Written problem:
Hunt for the word "Vestjylland" across the entries below, copying each line that holds it.

::: Raw records :::

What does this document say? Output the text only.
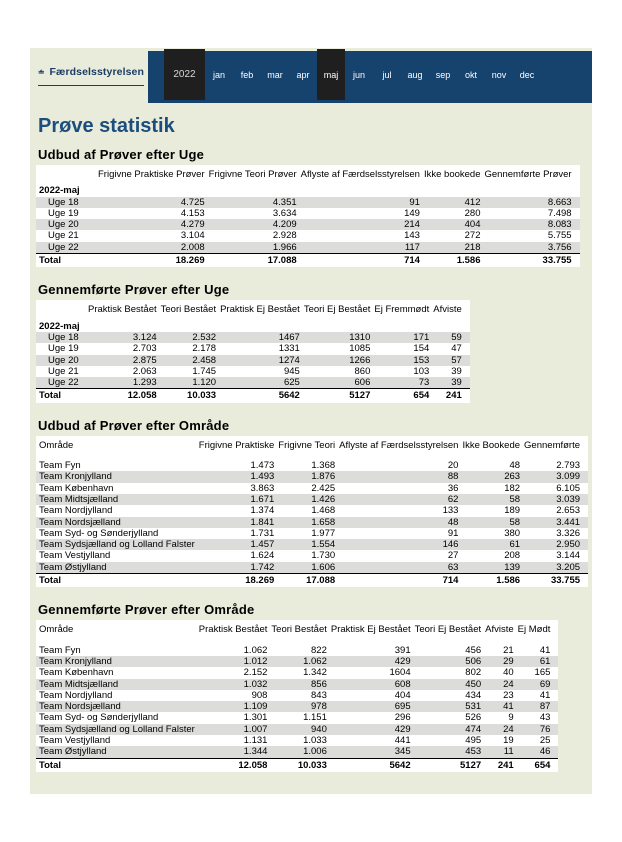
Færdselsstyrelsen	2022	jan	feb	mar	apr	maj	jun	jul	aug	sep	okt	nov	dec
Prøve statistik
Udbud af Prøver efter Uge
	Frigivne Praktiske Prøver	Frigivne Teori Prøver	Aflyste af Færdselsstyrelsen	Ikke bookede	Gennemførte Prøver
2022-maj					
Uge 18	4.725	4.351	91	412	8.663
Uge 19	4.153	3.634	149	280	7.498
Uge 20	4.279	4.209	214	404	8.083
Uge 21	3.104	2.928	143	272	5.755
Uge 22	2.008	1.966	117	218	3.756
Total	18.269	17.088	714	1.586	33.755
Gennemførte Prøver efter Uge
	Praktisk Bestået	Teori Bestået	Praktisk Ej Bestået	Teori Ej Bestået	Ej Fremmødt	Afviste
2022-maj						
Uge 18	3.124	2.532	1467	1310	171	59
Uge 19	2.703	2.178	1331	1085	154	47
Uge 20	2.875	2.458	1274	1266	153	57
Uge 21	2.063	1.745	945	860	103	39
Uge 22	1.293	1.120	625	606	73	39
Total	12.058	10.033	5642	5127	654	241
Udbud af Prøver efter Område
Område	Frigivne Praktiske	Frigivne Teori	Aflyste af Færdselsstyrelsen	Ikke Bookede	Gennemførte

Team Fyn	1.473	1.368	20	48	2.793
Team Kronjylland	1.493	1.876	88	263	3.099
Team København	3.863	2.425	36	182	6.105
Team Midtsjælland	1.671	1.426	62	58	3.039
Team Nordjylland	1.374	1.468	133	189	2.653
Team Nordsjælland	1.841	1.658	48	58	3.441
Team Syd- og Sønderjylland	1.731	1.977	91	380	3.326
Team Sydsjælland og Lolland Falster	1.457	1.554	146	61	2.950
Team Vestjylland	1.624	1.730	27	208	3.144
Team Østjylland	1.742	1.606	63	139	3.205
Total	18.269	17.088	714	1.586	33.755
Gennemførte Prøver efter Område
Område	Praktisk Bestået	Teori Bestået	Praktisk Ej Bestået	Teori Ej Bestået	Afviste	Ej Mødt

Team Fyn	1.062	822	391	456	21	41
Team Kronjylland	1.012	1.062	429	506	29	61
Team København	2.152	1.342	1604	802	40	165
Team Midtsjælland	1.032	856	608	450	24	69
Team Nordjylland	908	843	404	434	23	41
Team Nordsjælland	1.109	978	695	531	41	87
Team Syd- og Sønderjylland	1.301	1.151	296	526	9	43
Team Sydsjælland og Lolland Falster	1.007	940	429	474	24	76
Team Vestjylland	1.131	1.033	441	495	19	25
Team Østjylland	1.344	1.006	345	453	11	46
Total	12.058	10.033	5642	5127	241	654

:::

Final result:
Team Vestjylland	1.624	1.730	27	208	3.144
Team Vestjylland	1.131	1.033	441	495	19	25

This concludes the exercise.